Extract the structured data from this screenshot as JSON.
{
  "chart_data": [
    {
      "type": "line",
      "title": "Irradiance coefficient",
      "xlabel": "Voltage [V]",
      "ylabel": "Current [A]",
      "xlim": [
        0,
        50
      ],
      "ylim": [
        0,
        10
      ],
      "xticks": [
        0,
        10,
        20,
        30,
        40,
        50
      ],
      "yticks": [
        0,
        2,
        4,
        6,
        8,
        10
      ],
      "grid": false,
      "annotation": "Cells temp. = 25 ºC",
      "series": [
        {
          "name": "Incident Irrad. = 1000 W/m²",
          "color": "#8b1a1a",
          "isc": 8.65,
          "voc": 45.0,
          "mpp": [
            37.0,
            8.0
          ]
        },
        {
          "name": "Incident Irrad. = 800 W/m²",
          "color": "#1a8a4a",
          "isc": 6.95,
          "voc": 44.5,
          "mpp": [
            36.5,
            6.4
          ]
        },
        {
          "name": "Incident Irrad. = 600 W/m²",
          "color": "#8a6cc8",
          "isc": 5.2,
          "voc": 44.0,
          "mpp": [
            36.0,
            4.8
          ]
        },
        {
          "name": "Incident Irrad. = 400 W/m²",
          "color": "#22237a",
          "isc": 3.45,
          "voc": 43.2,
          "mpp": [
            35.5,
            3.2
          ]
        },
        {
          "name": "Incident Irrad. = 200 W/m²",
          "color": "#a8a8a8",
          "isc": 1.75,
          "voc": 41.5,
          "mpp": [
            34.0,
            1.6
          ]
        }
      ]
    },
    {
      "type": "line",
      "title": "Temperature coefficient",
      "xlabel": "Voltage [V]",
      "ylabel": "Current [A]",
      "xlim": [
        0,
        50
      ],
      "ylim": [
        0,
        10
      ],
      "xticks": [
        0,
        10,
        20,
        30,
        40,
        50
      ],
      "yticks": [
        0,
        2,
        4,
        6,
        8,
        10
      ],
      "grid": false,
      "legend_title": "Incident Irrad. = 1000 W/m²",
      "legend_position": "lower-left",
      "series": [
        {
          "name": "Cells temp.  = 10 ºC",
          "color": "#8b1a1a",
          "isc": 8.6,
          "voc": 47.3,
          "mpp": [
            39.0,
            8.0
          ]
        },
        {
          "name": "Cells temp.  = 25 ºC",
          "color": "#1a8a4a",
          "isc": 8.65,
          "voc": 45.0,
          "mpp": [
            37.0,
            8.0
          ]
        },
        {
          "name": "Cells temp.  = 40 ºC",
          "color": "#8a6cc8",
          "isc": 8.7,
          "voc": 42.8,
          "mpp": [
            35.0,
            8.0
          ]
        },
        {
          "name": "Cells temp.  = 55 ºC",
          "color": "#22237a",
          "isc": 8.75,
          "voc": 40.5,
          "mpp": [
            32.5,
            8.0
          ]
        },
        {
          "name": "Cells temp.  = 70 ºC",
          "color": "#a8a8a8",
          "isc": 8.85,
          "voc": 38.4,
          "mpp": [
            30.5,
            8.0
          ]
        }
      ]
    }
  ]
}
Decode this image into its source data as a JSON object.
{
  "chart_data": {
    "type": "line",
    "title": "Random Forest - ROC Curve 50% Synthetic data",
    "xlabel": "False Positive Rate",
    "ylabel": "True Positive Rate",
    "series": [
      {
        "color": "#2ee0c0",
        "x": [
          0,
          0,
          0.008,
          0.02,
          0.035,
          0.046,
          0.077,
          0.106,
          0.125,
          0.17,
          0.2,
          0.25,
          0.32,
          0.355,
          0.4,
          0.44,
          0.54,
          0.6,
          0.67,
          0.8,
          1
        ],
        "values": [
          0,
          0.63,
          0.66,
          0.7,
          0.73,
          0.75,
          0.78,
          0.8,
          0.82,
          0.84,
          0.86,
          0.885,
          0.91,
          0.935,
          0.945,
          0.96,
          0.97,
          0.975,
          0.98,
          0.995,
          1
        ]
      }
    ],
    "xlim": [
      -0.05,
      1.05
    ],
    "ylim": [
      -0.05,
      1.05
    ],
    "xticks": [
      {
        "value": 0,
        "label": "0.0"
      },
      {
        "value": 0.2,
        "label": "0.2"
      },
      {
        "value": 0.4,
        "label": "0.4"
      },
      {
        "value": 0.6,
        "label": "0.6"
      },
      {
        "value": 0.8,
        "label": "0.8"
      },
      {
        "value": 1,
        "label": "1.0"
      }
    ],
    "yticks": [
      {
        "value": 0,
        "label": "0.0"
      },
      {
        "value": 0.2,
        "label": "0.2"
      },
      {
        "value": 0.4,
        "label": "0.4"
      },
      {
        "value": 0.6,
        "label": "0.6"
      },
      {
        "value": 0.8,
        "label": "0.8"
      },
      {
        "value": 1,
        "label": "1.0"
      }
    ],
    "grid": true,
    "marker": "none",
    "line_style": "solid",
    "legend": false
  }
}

=-=-=-=-=

### Given task
Please quote the data above in full, with no line missing.

### Exercise output
Extract the structured data from this screenshot as JSON.
{
  "chart_data": [
    {
      "type": "line",
      "title": "Irradiance coefficient",
      "xlabel": "Voltage [V]",
      "ylabel": "Current [A]",
      "xlim": [
        0,
        50
      ],
      "ylim": [
        0,
        10
      ],
      "xticks": [
        0,
        10,
        20,
        30,
        40,
        50
      ],
      "yticks": [
        0,
        2,
        4,
        6,
        8,
        10
      ],
      "grid": false,
      "annotation": "Cells temp. = 25 ºC",
      "series": [
        {
          "name": "Incident Irrad. = 1000 W/m²",
          "color": "#8b1a1a",
          "isc": 8.65,
          "voc": 45.0,
          "mpp": [
            37.0,
            8.0
          ]
        },
        {
          "name": "Incident Irrad. = 800 W/m²",
          "color": "#1a8a4a",
          "isc": 6.95,
          "voc": 44.5,
          "mpp": [
            36.5,
            6.4
          ]
        },
        {
          "name": "Incident Irrad. = 600 W/m²",
          "color": "#8a6cc8",
          "isc": 5.2,
          "voc": 44.0,
          "mpp": [
            36.0,
            4.8
          ]
        },
        {
          "name": "Incident Irrad. = 400 W/m²",
          "color": "#22237a",
          "isc": 3.45,
          "voc": 43.2,
          "mpp": [
            35.5,
            3.2
          ]
        },
        {
          "name": "Incident Irrad. = 200 W/m²",
          "color": "#a8a8a8",
          "isc": 1.75,
          "voc": 41.5,
          "mpp": [
            34.0,
            1.6
          ]
        }
      ]
    },
    {
      "type": "line",
      "title": "Temperature coefficient",
      "xlabel": "Voltage [V]",
      "ylabel": "Current [A]",
      "xlim": [
        0,
        50
      ],
      "ylim": [
        0,
        10
      ],
      "xticks": [
        0,
        10,
        20,
        30,
        40,
        50
      ],
      "yticks": [
        0,
        2,
        4,
        6,
        8,
        10
      ],
      "grid": false,
      "legend_title": "Incident Irrad. = 1000 W/m²",
      "legend_position": "lower-left",
      "series": [
        {
          "name": "Cells temp.  = 10 ºC",
          "color": "#8b1a1a",
          "isc": 8.6,
          "voc": 47.3,
          "mpp": [
            39.0,
            8.0
          ]
        },
        {
          "name": "Cells temp.  = 25 ºC",
          "color": "#1a8a4a",
          "isc": 8.65,
          "voc": 45.0,
          "mpp": [
            37.0,
            8.0
          ]
        },
        {
          "name": "Cells temp.  = 40 ºC",
          "color": "#8a6cc8",
          "isc": 8.7,
          "voc": 42.8,
          "mpp": [
            35.0,
            8.0
          ]
        },
        {
          "name": "Cells temp.  = 55 ºC",
          "color": "#22237a",
          "isc": 8.75,
          "voc": 40.5,
          "mpp": [
            32.5,
            8.0
          ]
        },
        {
          "name": "Cells temp.  = 70 ºC",
          "color": "#a8a8a8",
          "isc": 8.85,
          "voc": 38.4,
          "mpp": [
            30.5,
            8.0
          ]
        }
      ]
    }
  ]
}
Decode this image into its source data as a JSON object.
{
  "chart_data": {
    "type": "line",
    "title": "Random Forest - ROC Curve 50% Synthetic data",
    "xlabel": "False Positive Rate",
    "ylabel": "True Positive Rate",
    "series": [
      {
        "color": "#2ee0c0",
        "x": [
          0,
          0,
          0.008,
          0.02,
          0.035,
          0.046,
          0.077,
          0.106,
          0.125,
          0.17,
          0.2,
          0.25,
          0.32,
          0.355,
          0.4,
          0.44,
          0.54,
          0.6,
          0.67,
          0.8,
          1
        ],
        "values": [
          0,
          0.63,
          0.66,
          0.7,
          0.73,
          0.75,
          0.78,
          0.8,
          0.82,
          0.84,
          0.86,
          0.885,
          0.91,
          0.935,
          0.945,
          0.96,
          0.97,
          0.975,
          0.98,
          0.995,
          1
        ]
      }
    ],
    "xlim": [
      -0.05,
      1.05
    ],
    "ylim": [
      -0.05,
      1.05
    ],
    "xticks": [
      {
        "value": 0,
        "label": "0.0"
      },
      {
        "value": 0.2,
        "label": "0.2"
      },
      {
        "value": 0.4,
        "label": "0.4"
      },
      {
        "value": 0.6,
        "label": "0.6"
      },
      {
        "value": 0.8,
        "label": "0.8"
      },
      {
        "value": 1,
        "label": "1.0"
      }
    ],
    "yticks": [
      {
        "value": 0,
        "label": "0.0"
      },
      {
        "value": 0.2,
        "label": "0.2"
      },
      {
        "value": 0.4,
        "label": "0.4"
      },
      {
        "value": 0.6,
        "label": "0.6"
      },
      {
        "value": 0.8,
        "label": "0.8"
      },
      {
        "value": 1,
        "label": "1.0"
      }
    ],
    "grid": true,
    "marker": "none",
    "line_style": "solid",
    "legend": false
  }
}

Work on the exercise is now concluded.